**Exercise aim**
Check each line of the data below for the word "Promo", then extract the ones that have it.

Stored data
╔══

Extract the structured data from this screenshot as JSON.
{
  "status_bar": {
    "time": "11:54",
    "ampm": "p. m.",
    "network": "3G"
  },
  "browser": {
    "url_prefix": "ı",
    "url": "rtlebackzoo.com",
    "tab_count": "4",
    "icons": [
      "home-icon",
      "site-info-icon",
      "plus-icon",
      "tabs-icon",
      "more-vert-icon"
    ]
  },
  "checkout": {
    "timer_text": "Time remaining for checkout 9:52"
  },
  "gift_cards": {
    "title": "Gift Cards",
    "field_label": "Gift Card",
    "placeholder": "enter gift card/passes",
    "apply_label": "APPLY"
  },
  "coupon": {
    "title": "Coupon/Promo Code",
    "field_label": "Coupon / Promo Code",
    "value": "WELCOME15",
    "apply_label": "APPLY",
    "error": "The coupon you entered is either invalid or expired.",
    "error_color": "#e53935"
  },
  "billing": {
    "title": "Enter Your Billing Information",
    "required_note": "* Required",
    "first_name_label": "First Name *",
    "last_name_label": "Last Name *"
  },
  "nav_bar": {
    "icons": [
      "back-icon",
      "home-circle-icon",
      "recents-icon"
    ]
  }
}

╚══

**Answer to the task**
    "title": "Coupon/Promo Code",
    "field_label": "Coupon / Promo Code",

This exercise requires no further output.